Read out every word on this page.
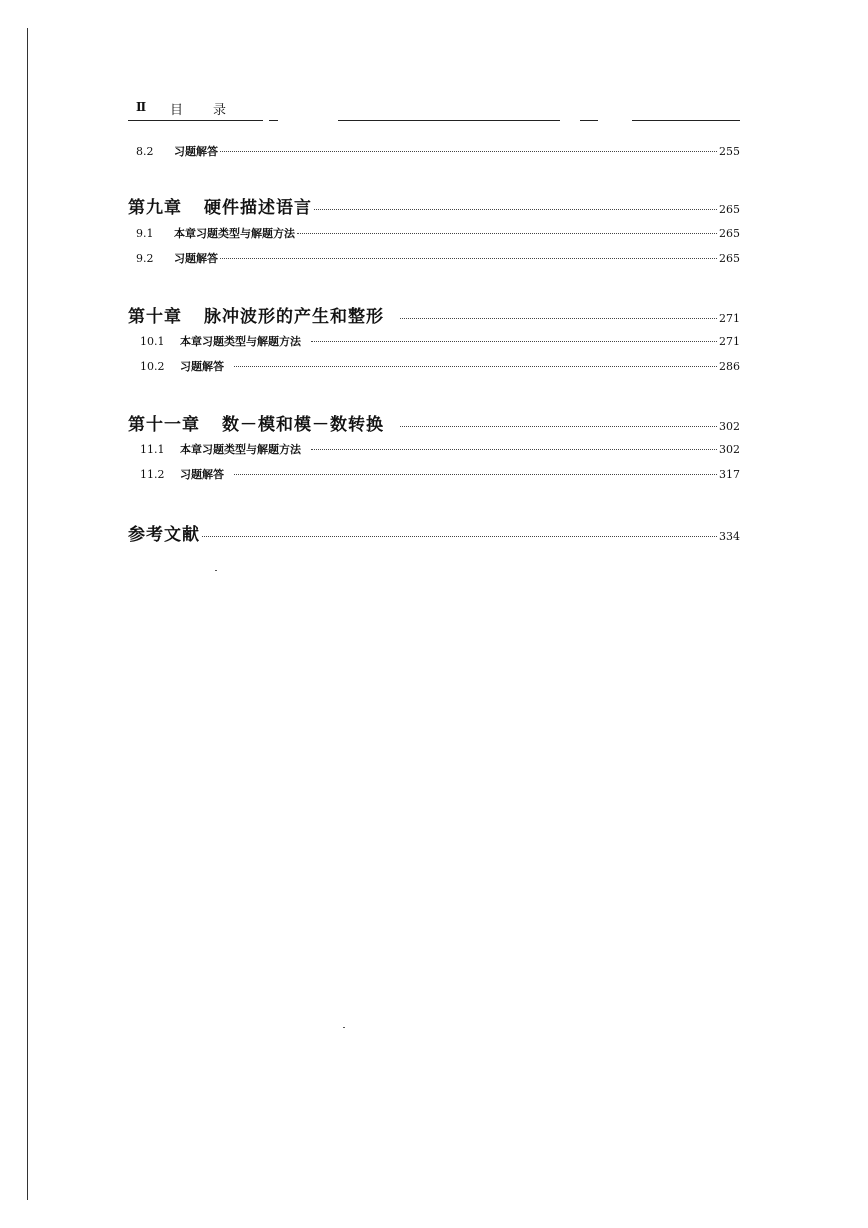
Ⅱ 目录
8.2	习题解答	255
第九章 硬件描述语言	265
9.1	本章习题类型与解题方法	265
9.2	习题解答	265
第十章 脉冲波形的产生和整形	271
10.1	本章习题类型与解题方法	271
10.2	习题解答	286
第十一章 数－模和模－数转换	302
11.1	本章习题类型与解题方法	302
11.2	习题解答	317
参考文献	334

__________

# Exercise aim
Reproduce every entry word for word, but skip any pictures.

# Output for this task
Read out every word on this page.
Ⅱ 目录
8.2	习题解答	255
第九章 硬件描述语言	265
9.1	本章习题类型与解题方法	265
9.2	习题解答	265
第十章 脉冲波形的产生和整形	271
10.1	本章习题类型与解题方法	271
10.2	习题解答	286
第十一章 数－模和模－数转换	302
11.1	本章习题类型与解题方法	302
11.2	习题解答	317
参考文献	334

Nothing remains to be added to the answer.